[EXERCISE OBJECTIVE]: In the listing below, locate the lines bearing the word "parameter". Copy every one of them.

[RECORDS FOR THE TASK]:

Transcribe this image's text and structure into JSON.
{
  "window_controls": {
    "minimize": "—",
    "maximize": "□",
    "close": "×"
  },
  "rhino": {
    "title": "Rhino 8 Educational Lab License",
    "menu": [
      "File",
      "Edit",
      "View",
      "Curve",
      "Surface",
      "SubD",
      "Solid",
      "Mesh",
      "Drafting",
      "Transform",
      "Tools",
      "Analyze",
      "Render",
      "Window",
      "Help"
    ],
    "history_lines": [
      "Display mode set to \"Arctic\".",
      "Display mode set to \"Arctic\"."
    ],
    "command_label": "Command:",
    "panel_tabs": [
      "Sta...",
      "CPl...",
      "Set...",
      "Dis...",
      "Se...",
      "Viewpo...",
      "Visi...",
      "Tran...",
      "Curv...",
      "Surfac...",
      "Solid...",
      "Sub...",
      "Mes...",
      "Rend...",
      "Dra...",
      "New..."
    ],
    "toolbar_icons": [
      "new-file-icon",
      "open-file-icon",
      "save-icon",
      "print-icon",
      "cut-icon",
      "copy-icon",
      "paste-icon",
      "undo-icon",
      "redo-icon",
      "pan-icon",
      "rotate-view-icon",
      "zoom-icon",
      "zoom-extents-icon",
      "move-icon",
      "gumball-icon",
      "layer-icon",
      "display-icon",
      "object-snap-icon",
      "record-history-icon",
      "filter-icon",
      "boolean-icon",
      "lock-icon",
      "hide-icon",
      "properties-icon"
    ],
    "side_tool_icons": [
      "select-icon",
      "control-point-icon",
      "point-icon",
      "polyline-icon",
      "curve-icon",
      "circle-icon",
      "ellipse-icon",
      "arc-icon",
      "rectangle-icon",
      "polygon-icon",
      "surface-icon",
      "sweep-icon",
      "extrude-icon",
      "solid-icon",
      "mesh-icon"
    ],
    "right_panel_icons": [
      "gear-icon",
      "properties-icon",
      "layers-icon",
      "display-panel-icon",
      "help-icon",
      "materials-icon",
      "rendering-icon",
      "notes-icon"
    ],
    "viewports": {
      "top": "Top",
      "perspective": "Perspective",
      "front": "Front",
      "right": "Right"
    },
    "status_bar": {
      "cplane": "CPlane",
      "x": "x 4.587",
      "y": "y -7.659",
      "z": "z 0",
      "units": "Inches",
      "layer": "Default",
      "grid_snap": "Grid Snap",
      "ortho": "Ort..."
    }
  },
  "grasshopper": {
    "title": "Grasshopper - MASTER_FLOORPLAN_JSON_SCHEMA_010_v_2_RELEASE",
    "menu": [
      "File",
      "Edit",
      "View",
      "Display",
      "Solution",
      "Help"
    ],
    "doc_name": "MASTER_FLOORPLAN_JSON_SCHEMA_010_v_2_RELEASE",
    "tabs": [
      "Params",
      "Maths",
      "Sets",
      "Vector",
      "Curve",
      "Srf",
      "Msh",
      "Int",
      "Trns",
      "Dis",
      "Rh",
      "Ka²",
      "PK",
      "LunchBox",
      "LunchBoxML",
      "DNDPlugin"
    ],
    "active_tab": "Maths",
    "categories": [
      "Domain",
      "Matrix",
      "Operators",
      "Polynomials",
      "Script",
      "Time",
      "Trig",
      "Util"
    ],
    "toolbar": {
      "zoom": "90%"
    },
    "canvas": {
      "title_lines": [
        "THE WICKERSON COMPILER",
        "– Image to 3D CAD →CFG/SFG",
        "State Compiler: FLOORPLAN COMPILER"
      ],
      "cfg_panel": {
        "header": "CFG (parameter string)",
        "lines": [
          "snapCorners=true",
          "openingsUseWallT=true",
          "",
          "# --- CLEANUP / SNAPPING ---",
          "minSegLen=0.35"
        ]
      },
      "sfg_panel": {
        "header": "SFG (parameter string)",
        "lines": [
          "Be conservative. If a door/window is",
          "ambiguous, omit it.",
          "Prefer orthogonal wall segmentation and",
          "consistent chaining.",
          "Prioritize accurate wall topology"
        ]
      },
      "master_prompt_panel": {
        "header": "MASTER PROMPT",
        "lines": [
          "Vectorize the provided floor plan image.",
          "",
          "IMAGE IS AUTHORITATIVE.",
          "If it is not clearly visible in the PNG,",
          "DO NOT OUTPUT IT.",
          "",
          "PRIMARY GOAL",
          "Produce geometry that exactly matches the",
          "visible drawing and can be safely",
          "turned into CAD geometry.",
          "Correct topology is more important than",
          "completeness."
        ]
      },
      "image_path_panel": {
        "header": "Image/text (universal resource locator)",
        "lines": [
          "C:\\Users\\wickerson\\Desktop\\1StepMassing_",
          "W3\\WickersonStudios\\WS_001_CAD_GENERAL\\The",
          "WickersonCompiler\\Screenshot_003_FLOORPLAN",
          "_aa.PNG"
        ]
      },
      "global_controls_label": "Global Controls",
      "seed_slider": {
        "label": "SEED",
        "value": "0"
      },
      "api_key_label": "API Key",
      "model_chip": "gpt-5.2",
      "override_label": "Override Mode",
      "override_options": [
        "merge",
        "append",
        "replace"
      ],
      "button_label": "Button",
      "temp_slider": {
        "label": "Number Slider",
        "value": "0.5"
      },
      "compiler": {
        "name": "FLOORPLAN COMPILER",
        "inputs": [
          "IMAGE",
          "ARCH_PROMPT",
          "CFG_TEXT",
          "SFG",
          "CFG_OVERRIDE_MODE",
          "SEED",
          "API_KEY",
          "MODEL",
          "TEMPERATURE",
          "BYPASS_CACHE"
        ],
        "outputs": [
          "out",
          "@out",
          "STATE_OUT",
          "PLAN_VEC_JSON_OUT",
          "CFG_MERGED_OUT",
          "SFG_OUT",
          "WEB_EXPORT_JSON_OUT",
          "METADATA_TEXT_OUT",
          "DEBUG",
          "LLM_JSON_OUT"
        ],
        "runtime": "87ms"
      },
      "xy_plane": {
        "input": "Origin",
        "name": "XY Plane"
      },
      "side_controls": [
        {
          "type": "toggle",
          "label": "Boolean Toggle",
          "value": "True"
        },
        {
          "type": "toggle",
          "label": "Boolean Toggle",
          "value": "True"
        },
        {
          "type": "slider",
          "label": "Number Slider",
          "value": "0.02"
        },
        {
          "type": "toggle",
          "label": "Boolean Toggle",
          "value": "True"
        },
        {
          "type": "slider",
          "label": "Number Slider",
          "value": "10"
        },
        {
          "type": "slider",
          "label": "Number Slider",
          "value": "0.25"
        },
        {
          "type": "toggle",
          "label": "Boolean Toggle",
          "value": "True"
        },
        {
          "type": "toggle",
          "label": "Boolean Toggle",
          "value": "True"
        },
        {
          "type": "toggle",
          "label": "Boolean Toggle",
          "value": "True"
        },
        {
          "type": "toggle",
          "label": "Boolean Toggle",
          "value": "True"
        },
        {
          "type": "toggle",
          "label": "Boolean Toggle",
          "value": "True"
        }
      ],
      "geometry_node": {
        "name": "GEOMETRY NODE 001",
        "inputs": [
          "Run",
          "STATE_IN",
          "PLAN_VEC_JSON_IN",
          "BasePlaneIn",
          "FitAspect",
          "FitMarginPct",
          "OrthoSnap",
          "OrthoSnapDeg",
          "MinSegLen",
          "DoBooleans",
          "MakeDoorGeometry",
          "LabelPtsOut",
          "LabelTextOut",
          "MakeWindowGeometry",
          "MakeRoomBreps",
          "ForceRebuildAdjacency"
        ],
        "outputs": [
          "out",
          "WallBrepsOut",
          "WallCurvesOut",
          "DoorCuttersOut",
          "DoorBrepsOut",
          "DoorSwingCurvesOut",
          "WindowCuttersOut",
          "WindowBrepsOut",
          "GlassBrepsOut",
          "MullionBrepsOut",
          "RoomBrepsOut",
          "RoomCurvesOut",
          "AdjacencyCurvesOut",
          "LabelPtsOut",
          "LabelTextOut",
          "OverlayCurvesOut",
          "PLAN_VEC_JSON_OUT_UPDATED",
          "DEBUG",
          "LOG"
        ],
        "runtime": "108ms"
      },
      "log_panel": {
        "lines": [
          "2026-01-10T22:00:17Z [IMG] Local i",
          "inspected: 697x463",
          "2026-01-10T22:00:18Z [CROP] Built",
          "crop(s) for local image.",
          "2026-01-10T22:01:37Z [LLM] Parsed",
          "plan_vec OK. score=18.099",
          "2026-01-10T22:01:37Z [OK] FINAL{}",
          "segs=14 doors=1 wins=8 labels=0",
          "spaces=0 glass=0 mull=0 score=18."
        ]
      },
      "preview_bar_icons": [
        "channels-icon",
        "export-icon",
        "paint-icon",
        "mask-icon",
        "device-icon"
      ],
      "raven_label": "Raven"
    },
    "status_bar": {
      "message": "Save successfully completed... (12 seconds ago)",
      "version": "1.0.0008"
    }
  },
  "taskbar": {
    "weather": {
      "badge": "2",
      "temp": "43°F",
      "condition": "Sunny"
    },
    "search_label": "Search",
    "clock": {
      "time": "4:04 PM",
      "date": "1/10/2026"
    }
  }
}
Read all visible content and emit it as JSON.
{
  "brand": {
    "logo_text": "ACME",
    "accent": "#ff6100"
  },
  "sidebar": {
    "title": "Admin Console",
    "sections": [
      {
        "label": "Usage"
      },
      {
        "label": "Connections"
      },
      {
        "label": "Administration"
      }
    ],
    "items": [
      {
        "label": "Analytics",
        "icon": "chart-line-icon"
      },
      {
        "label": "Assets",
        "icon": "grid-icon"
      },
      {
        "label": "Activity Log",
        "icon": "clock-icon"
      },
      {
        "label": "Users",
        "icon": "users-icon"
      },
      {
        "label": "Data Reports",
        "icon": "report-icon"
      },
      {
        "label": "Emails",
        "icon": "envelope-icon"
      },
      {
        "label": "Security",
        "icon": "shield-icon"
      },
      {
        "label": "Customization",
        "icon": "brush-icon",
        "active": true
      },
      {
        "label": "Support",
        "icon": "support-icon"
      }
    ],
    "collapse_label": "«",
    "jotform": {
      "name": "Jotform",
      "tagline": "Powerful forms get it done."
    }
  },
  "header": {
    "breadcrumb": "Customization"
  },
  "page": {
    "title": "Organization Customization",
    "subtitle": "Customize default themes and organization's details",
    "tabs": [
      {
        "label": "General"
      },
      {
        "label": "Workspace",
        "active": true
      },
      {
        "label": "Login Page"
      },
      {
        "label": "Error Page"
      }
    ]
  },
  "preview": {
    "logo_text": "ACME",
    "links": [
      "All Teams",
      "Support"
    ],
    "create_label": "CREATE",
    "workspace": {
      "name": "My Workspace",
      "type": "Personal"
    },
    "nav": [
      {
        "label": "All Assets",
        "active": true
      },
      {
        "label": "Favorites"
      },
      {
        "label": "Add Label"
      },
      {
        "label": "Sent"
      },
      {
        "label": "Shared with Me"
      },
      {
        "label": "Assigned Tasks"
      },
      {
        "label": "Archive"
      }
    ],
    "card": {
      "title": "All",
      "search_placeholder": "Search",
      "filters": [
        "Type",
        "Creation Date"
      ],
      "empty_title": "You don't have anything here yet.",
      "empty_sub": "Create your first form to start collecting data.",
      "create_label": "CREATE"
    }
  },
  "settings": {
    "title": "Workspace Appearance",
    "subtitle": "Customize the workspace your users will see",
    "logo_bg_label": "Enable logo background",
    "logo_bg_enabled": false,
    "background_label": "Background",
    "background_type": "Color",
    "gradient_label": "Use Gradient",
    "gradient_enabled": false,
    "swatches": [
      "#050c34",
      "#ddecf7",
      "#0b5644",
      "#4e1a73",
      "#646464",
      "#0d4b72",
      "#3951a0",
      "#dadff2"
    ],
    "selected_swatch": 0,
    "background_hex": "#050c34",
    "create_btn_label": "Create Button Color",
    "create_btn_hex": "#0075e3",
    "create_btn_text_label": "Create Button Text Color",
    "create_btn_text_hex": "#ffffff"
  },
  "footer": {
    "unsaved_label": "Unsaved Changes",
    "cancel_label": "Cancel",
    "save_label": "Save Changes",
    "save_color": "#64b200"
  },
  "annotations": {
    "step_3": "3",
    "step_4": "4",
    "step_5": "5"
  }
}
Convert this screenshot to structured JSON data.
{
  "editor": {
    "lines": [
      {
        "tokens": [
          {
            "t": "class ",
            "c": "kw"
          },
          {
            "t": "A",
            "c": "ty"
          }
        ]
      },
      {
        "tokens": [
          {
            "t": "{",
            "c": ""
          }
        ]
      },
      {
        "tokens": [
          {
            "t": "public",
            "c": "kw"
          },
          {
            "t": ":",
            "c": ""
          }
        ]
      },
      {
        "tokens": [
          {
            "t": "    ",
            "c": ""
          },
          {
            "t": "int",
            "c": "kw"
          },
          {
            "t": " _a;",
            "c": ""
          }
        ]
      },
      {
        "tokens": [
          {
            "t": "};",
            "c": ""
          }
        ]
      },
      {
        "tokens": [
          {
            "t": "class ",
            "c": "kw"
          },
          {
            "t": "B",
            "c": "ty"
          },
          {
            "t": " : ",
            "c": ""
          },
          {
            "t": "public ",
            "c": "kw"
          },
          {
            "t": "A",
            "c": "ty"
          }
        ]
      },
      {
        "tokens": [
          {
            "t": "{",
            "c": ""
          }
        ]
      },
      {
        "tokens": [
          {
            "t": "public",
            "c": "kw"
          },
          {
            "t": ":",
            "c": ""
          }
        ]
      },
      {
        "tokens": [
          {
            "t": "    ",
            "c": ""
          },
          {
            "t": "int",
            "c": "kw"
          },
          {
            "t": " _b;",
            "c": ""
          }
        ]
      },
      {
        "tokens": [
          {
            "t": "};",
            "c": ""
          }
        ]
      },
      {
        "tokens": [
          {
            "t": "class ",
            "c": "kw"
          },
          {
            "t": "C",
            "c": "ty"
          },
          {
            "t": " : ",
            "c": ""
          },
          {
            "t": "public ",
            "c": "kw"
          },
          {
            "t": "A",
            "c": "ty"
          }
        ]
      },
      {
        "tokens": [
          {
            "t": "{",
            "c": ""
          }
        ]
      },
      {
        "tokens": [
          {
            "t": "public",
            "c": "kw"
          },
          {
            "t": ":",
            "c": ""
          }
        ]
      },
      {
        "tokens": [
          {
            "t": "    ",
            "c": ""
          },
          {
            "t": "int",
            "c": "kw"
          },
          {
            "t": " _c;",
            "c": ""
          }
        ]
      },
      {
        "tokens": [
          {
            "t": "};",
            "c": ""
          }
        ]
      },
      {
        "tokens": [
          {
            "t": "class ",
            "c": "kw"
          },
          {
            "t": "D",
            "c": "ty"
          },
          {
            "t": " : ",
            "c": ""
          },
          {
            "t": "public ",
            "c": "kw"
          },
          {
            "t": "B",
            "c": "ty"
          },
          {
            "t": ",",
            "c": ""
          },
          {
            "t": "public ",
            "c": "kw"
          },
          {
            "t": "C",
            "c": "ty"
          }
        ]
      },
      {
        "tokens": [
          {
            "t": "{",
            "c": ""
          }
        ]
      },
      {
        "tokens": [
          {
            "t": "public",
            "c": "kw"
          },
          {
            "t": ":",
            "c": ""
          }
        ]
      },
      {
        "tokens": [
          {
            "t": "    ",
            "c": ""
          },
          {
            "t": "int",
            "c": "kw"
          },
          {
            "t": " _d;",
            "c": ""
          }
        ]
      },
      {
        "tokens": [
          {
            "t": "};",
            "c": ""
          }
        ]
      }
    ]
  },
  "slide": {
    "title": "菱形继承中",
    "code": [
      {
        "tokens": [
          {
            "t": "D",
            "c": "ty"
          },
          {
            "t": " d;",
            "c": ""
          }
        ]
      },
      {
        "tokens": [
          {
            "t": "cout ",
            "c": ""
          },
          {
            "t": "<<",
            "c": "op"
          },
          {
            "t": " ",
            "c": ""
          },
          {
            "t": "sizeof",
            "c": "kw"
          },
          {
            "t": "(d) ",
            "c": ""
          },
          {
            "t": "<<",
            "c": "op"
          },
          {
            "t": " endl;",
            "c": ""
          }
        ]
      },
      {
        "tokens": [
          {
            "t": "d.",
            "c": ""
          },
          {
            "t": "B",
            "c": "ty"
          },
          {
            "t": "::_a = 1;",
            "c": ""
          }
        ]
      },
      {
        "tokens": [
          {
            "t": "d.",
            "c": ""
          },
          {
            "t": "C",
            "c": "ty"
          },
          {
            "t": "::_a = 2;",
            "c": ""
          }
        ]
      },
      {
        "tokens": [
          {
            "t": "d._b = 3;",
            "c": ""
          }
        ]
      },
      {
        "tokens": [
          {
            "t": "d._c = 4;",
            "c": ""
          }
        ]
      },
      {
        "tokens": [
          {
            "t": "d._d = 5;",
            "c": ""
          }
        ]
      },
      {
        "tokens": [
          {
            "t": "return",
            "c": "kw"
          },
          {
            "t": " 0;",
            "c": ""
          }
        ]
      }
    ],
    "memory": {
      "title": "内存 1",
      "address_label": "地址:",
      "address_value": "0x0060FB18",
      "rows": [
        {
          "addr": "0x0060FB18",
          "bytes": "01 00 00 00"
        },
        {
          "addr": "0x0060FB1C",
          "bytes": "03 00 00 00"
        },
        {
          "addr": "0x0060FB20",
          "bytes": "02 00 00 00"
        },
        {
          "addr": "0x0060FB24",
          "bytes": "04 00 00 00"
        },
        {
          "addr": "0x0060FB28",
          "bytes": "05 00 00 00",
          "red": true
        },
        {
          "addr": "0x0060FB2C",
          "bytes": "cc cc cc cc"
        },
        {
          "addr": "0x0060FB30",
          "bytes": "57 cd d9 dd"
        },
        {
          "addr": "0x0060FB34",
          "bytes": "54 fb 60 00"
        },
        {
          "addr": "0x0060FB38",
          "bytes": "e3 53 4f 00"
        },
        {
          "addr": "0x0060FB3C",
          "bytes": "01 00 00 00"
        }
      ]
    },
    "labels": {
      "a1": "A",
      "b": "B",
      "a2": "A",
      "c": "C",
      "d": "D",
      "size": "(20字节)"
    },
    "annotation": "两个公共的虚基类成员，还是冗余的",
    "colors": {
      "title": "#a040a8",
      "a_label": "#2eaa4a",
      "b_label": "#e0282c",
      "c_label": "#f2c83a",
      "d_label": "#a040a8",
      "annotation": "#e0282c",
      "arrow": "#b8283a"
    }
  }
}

[CORRECT OUTPUT]:
        "header": "CFG (parameter string)",
        "header": "SFG (parameter string)",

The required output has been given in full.